• Exercise requirements: The answer is every line in the data below that contains the word "structure".

Data records for software interfaces
■ ■ ■

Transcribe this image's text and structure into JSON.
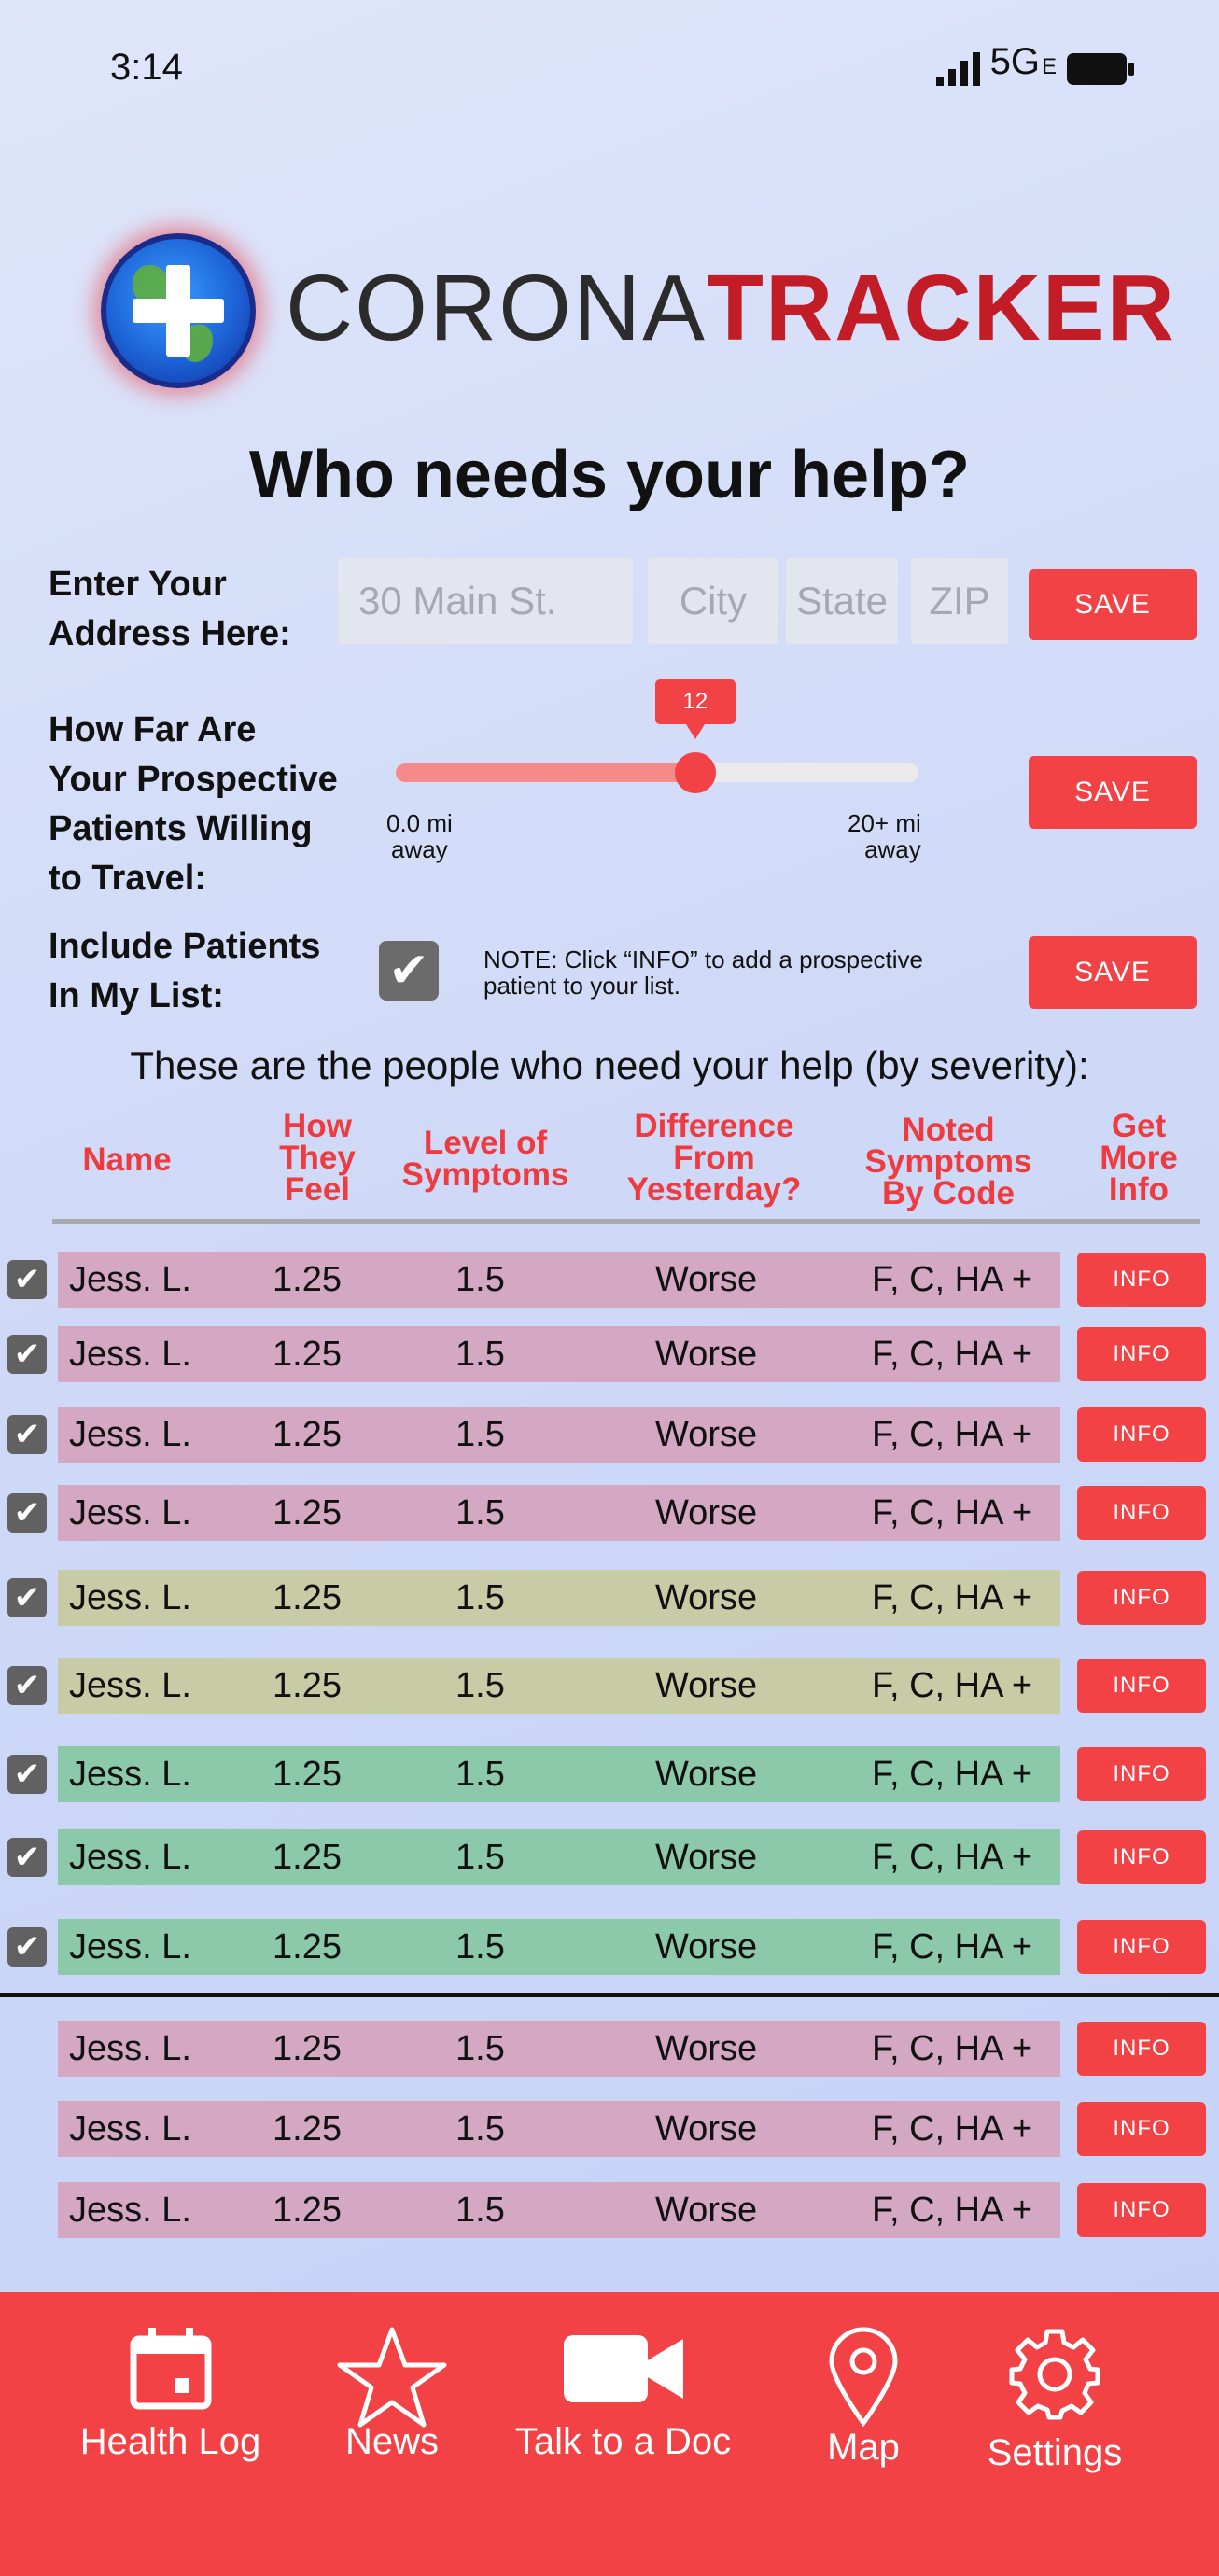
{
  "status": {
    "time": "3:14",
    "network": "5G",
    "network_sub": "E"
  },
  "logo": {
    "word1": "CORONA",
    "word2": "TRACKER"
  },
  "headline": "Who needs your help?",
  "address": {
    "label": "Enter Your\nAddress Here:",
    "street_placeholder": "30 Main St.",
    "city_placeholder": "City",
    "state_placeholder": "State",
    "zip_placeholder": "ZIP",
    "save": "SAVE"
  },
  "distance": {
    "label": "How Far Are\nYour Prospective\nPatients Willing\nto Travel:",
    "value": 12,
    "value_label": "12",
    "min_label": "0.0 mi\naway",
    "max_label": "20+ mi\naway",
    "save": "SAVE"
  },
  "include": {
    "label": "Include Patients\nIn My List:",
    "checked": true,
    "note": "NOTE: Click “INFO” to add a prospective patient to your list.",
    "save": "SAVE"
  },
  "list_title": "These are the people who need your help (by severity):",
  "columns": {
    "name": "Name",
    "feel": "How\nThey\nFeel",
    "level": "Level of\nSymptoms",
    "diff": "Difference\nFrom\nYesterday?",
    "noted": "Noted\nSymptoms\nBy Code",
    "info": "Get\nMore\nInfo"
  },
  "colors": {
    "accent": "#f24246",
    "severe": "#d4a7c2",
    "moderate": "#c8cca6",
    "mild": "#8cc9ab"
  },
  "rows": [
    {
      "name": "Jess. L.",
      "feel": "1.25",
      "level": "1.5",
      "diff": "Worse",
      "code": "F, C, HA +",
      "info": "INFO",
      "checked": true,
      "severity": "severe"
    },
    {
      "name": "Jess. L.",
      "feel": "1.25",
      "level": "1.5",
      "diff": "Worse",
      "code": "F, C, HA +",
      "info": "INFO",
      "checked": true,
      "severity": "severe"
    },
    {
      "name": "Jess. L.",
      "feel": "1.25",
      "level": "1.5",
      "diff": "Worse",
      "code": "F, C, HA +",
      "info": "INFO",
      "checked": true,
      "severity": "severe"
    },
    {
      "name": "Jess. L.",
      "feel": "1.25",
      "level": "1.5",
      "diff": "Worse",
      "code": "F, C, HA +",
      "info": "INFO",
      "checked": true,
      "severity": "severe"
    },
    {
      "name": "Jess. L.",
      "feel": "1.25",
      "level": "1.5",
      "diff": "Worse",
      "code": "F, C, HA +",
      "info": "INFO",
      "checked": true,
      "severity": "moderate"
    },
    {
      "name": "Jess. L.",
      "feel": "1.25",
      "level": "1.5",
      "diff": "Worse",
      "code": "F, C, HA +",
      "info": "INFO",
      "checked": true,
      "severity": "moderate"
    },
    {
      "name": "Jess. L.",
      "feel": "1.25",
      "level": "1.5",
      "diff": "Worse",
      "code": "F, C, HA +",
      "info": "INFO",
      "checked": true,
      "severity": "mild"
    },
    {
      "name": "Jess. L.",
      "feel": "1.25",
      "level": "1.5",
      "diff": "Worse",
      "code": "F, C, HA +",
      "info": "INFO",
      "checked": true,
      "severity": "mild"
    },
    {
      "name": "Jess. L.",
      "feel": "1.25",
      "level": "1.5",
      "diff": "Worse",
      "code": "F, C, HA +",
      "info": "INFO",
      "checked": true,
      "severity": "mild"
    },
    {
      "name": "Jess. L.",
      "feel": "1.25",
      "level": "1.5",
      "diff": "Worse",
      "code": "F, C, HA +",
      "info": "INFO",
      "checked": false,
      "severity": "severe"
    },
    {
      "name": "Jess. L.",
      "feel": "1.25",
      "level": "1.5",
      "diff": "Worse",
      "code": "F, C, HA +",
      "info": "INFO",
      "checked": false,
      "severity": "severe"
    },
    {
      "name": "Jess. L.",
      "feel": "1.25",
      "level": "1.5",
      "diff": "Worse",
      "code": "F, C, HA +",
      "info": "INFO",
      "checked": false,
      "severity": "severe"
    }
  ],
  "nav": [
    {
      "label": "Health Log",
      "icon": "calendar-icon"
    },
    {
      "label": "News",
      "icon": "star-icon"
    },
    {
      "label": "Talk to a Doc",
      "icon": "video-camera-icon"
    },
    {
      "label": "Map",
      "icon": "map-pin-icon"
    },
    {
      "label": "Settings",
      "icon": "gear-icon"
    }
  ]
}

■ ■ ■

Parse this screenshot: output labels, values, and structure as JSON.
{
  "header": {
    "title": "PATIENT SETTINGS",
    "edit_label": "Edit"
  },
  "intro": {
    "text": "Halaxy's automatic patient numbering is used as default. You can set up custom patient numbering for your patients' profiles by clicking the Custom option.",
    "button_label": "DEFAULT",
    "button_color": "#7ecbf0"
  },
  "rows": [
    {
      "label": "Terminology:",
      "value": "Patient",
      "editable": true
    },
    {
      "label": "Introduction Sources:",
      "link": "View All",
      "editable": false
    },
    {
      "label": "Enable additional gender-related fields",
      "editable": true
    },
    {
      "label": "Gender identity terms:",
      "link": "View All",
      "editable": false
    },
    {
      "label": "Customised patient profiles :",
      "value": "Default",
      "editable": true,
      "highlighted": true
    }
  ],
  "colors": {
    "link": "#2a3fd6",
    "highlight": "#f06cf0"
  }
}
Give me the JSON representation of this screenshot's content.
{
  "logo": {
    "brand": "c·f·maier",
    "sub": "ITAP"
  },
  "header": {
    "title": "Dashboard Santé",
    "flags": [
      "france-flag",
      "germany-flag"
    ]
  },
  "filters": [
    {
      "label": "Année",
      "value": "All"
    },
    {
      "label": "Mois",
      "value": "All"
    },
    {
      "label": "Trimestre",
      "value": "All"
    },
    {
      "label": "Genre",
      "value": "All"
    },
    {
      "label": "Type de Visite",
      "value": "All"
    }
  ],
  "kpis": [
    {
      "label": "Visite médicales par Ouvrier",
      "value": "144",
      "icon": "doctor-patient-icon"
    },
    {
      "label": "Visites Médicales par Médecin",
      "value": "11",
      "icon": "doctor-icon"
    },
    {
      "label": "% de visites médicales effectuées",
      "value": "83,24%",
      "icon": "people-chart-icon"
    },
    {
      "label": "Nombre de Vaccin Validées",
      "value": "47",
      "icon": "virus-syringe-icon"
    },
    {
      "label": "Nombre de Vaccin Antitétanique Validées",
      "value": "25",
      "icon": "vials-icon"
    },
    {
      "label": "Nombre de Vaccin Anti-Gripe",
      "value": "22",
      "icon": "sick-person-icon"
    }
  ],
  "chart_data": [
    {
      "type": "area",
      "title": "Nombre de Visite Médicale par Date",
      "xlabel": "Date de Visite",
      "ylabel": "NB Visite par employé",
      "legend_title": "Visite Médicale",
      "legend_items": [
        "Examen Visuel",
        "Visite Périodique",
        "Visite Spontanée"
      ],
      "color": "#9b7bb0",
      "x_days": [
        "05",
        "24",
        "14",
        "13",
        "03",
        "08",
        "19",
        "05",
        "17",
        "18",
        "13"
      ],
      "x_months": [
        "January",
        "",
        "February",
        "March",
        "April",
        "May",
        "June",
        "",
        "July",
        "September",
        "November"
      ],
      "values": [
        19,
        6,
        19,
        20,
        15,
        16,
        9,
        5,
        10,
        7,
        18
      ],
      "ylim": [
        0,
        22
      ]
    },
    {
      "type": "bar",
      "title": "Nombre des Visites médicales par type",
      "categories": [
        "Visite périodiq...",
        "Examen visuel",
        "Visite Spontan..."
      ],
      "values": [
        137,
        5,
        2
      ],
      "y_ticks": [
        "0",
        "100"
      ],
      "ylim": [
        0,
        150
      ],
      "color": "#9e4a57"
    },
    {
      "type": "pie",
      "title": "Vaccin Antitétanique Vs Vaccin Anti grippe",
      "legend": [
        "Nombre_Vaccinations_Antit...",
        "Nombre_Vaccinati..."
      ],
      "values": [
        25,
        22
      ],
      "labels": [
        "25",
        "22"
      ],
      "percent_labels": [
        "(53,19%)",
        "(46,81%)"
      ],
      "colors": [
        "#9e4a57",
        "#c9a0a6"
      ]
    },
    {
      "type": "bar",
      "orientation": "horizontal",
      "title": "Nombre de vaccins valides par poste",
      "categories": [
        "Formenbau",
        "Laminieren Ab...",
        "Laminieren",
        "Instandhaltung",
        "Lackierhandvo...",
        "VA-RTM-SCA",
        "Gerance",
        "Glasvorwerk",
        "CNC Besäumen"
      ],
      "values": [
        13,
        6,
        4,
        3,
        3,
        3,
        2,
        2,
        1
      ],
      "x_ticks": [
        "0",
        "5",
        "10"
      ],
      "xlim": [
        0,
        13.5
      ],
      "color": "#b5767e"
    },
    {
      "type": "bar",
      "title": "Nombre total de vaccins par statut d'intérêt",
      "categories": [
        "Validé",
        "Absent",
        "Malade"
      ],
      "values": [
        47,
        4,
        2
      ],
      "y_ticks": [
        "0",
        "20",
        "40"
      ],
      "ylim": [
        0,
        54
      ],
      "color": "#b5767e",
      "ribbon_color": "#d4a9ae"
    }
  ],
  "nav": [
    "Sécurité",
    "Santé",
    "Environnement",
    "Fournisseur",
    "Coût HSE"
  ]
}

■ ■ ■

• Task answer:
Transcribe this image's text and structure into JSON.
Parse this screenshot: output labels, values, and structure as JSON.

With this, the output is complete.